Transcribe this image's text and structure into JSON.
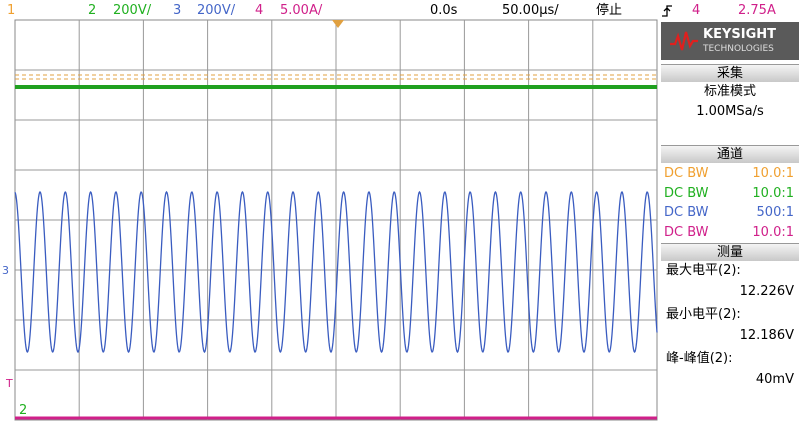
{
  "top_bar": {
    "ch1": "1",
    "ch2": "2",
    "ch2_scale": "200V/",
    "ch3": "3",
    "ch3_scale": "200V/",
    "ch4": "4",
    "ch4_scale": "5.00A/",
    "delay": "0.0s",
    "timebase": "50.00μs/",
    "status": "停止",
    "trigger_source": "4",
    "trigger_level": "2.75A"
  },
  "logo": {
    "name": "KEYSIGHT",
    "sub": "TECHNOLOGIES"
  },
  "acquisition": {
    "title": "采集",
    "mode": "标准模式",
    "rate": "1.00MSa/s"
  },
  "channels": {
    "title": "通道",
    "rows": [
      {
        "coupling": "DC BW",
        "probe": "10.0:1"
      },
      {
        "coupling": "DC BW",
        "probe": "10.0:1"
      },
      {
        "coupling": "DC BW",
        "probe": "500:1"
      },
      {
        "coupling": "DC BW",
        "probe": "10.0:1"
      }
    ]
  },
  "measurements": {
    "title": "测量",
    "items": [
      {
        "label": "最大电平(2):",
        "value": "12.226V"
      },
      {
        "label": "最小电平(2):",
        "value": "12.186V"
      },
      {
        "label": "峰-峰值(2):",
        "value": "40mV"
      }
    ]
  },
  "markers": {
    "ch3": "3",
    "trigger": "T",
    "ch2": "2"
  }
}
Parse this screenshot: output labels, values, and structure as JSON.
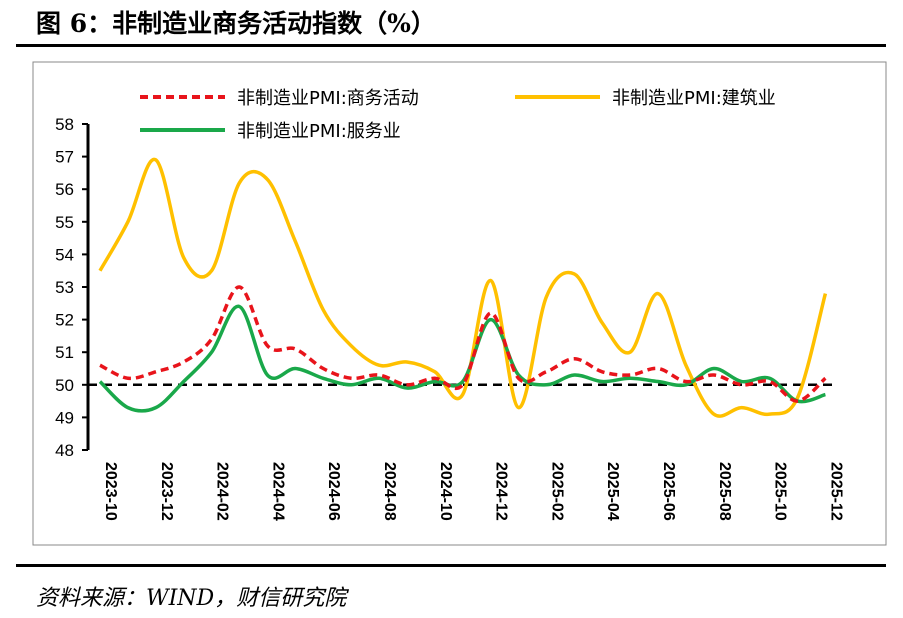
{
  "title": "图 6：非制造业商务活动指数（%）",
  "source": "资料来源：WIND，财信研究院",
  "chart_data": {
    "type": "line",
    "title": "",
    "xlabel": "",
    "ylabel": "",
    "ylim": [
      48,
      58
    ],
    "yticks": [
      "48",
      "49",
      "50",
      "51",
      "52",
      "53",
      "54",
      "55",
      "56",
      "57",
      "58"
    ],
    "x": [
      "2023-10",
      "2023-11",
      "2023-12",
      "2024-01",
      "2024-02",
      "2024-03",
      "2024-04",
      "2024-05",
      "2024-06",
      "2024-07",
      "2024-08",
      "2024-09",
      "2024-10",
      "2024-11",
      "2024-12",
      "2025-01",
      "2025-02",
      "2025-03",
      "2025-04",
      "2025-05",
      "2025-06",
      "2025-07",
      "2025-08",
      "2025-09",
      "2025-10",
      "2025-11",
      "2025-12"
    ],
    "xtick_labels": [
      "2023-10",
      "2023-12",
      "2024-02",
      "2024-04",
      "2024-06",
      "2024-08",
      "2024-10",
      "2024-12",
      "2025-02",
      "2025-04",
      "2025-06",
      "2025-08",
      "2025-10",
      "2025-12"
    ],
    "reference_line": 50,
    "grid": false,
    "legend_position": "top",
    "series": [
      {
        "name": "非制造业PMI:商务活动",
        "color": "#e8141b",
        "style": "dashed",
        "values": [
          50.6,
          50.2,
          50.4,
          50.7,
          51.4,
          53.0,
          51.2,
          51.1,
          50.5,
          50.2,
          50.3,
          50.0,
          50.2,
          50.0,
          52.2,
          50.2,
          50.4,
          50.8,
          50.4,
          50.3,
          50.5,
          50.1,
          50.3,
          50.0,
          50.1,
          49.5,
          50.2
        ]
      },
      {
        "name": "非制造业PMI:建筑业",
        "color": "#ffc000",
        "style": "solid",
        "values": [
          53.5,
          55.0,
          56.9,
          53.9,
          53.5,
          56.2,
          56.3,
          54.4,
          52.3,
          51.2,
          50.6,
          50.7,
          50.4,
          49.7,
          53.2,
          49.3,
          52.7,
          53.4,
          51.9,
          51.0,
          52.8,
          50.6,
          49.1,
          49.3,
          49.1,
          49.6,
          52.8
        ]
      },
      {
        "name": "非制造业PMI:服务业",
        "color": "#1aa84a",
        "style": "solid",
        "values": [
          50.1,
          49.3,
          49.3,
          50.1,
          51.0,
          52.4,
          50.3,
          50.5,
          50.2,
          50.0,
          50.2,
          49.9,
          50.1,
          50.1,
          52.0,
          50.3,
          50.0,
          50.3,
          50.1,
          50.2,
          50.1,
          50.0,
          50.5,
          50.1,
          50.2,
          49.5,
          49.7
        ]
      }
    ]
  }
}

▶ Task goal:
Retype every record above exactly as written, but leave out the pictures.

▶ Reply to the exercise:
Transcribe this image's text and structure into JSON.
{
  "top_bar": {
    "ch1": "1",
    "ch2": "2",
    "ch2_scale": "200V/",
    "ch3": "3",
    "ch3_scale": "200V/",
    "ch4": "4",
    "ch4_scale": "5.00A/",
    "delay": "0.0s",
    "timebase": "50.00μs/",
    "status": "停止",
    "trigger_source": "4",
    "trigger_level": "2.75A"
  },
  "logo": {
    "name": "KEYSIGHT",
    "sub": "TECHNOLOGIES"
  },
  "acquisition": {
    "title": "采集",
    "mode": "标准模式",
    "rate": "1.00MSa/s"
  },
  "channels": {
    "title": "通道",
    "rows": [
      {
        "coupling": "DC BW",
        "probe": "10.0:1"
      },
      {
        "coupling": "DC BW",
        "probe": "10.0:1"
      },
      {
        "coupling": "DC BW",
        "probe": "500:1"
      },
      {
        "coupling": "DC BW",
        "probe": "10.0:1"
      }
    ]
  },
  "measurements": {
    "title": "测量",
    "items": [
      {
        "label": "最大电平(2):",
        "value": "12.226V"
      },
      {
        "label": "最小电平(2):",
        "value": "12.186V"
      },
      {
        "label": "峰-峰值(2):",
        "value": "40mV"
      }
    ]
  },
  "markers": {
    "ch3": "3",
    "trigger": "T",
    "ch2": "2"
  }
}
Parse this screenshot: output labels, values, and structure as JSON.
{
  "title": "图 6：非制造业商务活动指数（%）",
  "source": "资料来源：WIND，财信研究院",
  "chart_data": {
    "type": "line",
    "title": "",
    "xlabel": "",
    "ylabel": "",
    "ylim": [
      48,
      58
    ],
    "yticks": [
      "48",
      "49",
      "50",
      "51",
      "52",
      "53",
      "54",
      "55",
      "56",
      "57",
      "58"
    ],
    "x": [
      "2023-10",
      "2023-11",
      "2023-12",
      "2024-01",
      "2024-02",
      "2024-03",
      "2024-04",
      "2024-05",
      "2024-06",
      "2024-07",
      "2024-08",
      "2024-09",
      "2024-10",
      "2024-11",
      "2024-12",
      "2025-01",
      "2025-02",
      "2025-03",
      "2025-04",
      "2025-05",
      "2025-06",
      "2025-07",
      "2025-08",
      "2025-09",
      "2025-10",
      "2025-11",
      "2025-12"
    ],
    "xtick_labels": [
      "2023-10",
      "2023-12",
      "2024-02",
      "2024-04",
      "2024-06",
      "2024-08",
      "2024-10",
      "2024-12",
      "2025-02",
      "2025-04",
      "2025-06",
      "2025-08",
      "2025-10",
      "2025-12"
    ],
    "reference_line": 50,
    "grid": false,
    "legend_position": "top",
    "series": [
      {
        "name": "非制造业PMI:商务活动",
        "color": "#e8141b",
        "style": "dashed",
        "values": [
          50.6,
          50.2,
          50.4,
          50.7,
          51.4,
          53.0,
          51.2,
          51.1,
          50.5,
          50.2,
          50.3,
          50.0,
          50.2,
          50.0,
          52.2,
          50.2,
          50.4,
          50.8,
          50.4,
          50.3,
          50.5,
          50.1,
          50.3,
          50.0,
          50.1,
          49.5,
          50.2
        ]
      },
      {
        "name": "非制造业PMI:建筑业",
        "color": "#ffc000",
        "style": "solid",
        "values": [
          53.5,
          55.0,
          56.9,
          53.9,
          53.5,
          56.2,
          56.3,
          54.4,
          52.3,
          51.2,
          50.6,
          50.7,
          50.4,
          49.7,
          53.2,
          49.3,
          52.7,
          53.4,
          51.9,
          51.0,
          52.8,
          50.6,
          49.1,
          49.3,
          49.1,
          49.6,
          52.8
        ]
      },
      {
        "name": "非制造业PMI:服务业",
        "color": "#1aa84a",
        "style": "solid",
        "values": [
          50.1,
          49.3,
          49.3,
          50.1,
          51.0,
          52.4,
          50.3,
          50.5,
          50.2,
          50.0,
          50.2,
          49.9,
          50.1,
          50.1,
          52.0,
          50.3,
          50.0,
          50.3,
          50.1,
          50.2,
          50.1,
          50.0,
          50.5,
          50.1,
          50.2,
          49.5,
          49.7
        ]
      }
    ]
  }
}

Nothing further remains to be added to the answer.